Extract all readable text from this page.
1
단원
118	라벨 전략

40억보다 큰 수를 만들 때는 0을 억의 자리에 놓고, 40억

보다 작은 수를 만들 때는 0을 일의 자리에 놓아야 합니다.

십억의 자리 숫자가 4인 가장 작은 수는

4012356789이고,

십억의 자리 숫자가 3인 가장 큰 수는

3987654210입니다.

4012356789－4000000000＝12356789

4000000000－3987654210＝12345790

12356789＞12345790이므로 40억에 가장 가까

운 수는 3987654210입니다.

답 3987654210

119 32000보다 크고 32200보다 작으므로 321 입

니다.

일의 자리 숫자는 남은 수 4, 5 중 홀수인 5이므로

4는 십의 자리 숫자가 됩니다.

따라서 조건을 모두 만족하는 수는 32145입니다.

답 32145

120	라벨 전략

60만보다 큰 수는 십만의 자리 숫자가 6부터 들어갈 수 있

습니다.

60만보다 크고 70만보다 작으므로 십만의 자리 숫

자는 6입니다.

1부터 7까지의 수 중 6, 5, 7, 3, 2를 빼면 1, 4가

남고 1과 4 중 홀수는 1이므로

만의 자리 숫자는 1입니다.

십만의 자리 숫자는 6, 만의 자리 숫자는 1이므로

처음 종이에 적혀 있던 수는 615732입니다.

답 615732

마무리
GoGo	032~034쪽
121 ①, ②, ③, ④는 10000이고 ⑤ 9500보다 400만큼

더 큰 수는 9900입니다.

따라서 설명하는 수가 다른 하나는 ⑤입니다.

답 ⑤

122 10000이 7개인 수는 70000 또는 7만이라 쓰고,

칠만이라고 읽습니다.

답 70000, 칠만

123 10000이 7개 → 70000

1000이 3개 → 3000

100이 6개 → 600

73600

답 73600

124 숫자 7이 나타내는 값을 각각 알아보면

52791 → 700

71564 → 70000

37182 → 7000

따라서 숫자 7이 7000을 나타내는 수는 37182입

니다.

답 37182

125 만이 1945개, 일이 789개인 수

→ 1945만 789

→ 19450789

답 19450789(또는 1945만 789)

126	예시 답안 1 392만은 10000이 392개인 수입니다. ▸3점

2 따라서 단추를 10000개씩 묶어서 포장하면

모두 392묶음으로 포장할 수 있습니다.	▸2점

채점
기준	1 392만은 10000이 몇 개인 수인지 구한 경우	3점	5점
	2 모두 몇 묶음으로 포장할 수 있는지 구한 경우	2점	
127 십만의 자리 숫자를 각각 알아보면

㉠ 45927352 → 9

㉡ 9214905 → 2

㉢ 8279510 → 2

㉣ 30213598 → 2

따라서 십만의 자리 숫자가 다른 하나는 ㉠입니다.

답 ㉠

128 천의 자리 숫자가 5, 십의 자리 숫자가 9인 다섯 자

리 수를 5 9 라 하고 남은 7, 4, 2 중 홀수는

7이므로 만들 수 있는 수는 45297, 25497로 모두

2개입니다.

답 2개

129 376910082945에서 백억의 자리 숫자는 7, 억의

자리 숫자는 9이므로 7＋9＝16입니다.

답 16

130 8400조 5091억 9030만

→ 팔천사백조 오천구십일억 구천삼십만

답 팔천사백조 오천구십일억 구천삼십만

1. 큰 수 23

+++++

▸ **What you will do**: Using the listing above, return all lines where the word "작으므로" occurs.

▸ **Output for this task**:
119 32000보다 크고 32200보다 작으므로 321 입
60만보다 크고 70만보다 작으므로 십만의 자리 숫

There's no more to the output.